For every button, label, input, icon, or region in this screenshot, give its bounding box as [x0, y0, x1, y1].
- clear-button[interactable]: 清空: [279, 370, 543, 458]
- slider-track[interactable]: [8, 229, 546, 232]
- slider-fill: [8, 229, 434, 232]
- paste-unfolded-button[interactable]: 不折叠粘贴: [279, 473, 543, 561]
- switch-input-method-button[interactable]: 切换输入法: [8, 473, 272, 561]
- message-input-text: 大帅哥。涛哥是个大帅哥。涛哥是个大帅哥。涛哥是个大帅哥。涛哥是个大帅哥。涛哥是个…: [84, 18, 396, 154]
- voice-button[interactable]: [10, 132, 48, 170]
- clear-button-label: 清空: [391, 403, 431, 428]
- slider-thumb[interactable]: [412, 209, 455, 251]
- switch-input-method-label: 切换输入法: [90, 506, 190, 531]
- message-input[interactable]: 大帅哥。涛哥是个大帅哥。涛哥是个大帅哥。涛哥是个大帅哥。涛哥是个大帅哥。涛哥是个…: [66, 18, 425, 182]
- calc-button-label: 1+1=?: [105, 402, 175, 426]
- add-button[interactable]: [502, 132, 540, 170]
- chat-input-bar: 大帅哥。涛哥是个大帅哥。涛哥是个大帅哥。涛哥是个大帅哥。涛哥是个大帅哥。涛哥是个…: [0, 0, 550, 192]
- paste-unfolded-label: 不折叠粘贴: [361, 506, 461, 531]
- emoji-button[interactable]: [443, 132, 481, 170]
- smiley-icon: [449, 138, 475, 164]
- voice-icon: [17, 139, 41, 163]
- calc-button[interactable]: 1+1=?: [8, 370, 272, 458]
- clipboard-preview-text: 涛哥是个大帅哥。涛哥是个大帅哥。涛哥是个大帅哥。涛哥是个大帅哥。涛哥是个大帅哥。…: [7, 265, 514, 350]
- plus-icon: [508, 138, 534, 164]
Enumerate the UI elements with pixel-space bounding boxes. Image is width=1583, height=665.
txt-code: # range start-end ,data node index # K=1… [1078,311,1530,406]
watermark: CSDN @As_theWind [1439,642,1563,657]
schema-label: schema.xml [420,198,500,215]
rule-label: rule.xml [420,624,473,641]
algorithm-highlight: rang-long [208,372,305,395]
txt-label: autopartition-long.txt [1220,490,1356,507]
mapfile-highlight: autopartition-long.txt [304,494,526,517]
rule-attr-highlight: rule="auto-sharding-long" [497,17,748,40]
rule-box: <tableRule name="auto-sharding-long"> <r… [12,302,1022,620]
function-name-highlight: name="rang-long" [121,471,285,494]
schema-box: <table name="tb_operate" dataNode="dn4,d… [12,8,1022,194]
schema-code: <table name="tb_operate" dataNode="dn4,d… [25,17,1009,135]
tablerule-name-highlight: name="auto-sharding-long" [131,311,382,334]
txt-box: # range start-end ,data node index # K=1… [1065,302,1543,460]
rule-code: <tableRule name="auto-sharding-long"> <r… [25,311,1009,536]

※ ※ ※

Exercise goal » Reproduce all of the material above, changing every "highlight" to "marker" and leaving everything else as it is.

Result »
For every button, label, input, icon, or region in this screenshot, give its bounding box as [x0, y0, x1, y1].
- clear-button[interactable]: 清空: [279, 370, 543, 458]
- slider-track[interactable]: [8, 229, 546, 232]
- slider-fill: [8, 229, 434, 232]
- paste-unfolded-button[interactable]: 不折叠粘贴: [279, 473, 543, 561]
- switch-input-method-button[interactable]: 切换输入法: [8, 473, 272, 561]
- message-input-text: 大帅哥。涛哥是个大帅哥。涛哥是个大帅哥。涛哥是个大帅哥。涛哥是个大帅哥。涛哥是个…: [84, 18, 396, 154]
- voice-button[interactable]: [10, 132, 48, 170]
- clear-button-label: 清空: [391, 403, 431, 428]
- slider-thumb[interactable]: [412, 209, 455, 251]
- switch-input-method-label: 切换输入法: [90, 506, 190, 531]
- message-input[interactable]: 大帅哥。涛哥是个大帅哥。涛哥是个大帅哥。涛哥是个大帅哥。涛哥是个大帅哥。涛哥是个…: [66, 18, 425, 182]
- calc-button-label: 1+1=?: [105, 402, 175, 426]
- add-button[interactable]: [502, 132, 540, 170]
- chat-input-bar: 大帅哥。涛哥是个大帅哥。涛哥是个大帅哥。涛哥是个大帅哥。涛哥是个大帅哥。涛哥是个…: [0, 0, 550, 192]
- paste-unfolded-label: 不折叠粘贴: [361, 506, 461, 531]
- emoji-button[interactable]: [443, 132, 481, 170]
- smiley-icon: [449, 138, 475, 164]
- voice-icon: [17, 139, 41, 163]
- calc-button[interactable]: 1+1=?: [8, 370, 272, 458]
- clipboard-preview-text: 涛哥是个大帅哥。涛哥是个大帅哥。涛哥是个大帅哥。涛哥是个大帅哥。涛哥是个大帅哥。…: [7, 265, 514, 350]
- plus-icon: [508, 138, 534, 164]
Enumerate the UI elements with pixel-space bounding boxes. Image is width=1583, height=665.
txt-code: # range start-end ,data node index # K=1… [1078,311,1530,406]
watermark: CSDN @As_theWind [1439,642,1563,657]
schema-label: schema.xml [420,198,500,215]
rule-label: rule.xml [420,624,473,641]
algorithm-marker: rang-long [208,372,305,395]
txt-label: autopartition-long.txt [1220,490,1356,507]
mapfile-marker: autopartition-long.txt [304,494,526,517]
rule-attr-marker: rule="auto-sharding-long" [497,17,748,40]
rule-box: <tableRule name="auto-sharding-long"> <r… [12,302,1022,620]
function-name-marker: name="rang-long" [121,471,285,494]
schema-box: <table name="tb_operate" dataNode="dn4,d… [12,8,1022,194]
schema-code: <table name="tb_operate" dataNode="dn4,d… [25,17,1009,135]
tablerule-name-marker: name="auto-sharding-long" [131,311,382,334]
txt-box: # range start-end ,data node index # K=1… [1065,302,1543,460]
rule-code: <tableRule name="auto-sharding-long"> <r… [25,311,1009,536]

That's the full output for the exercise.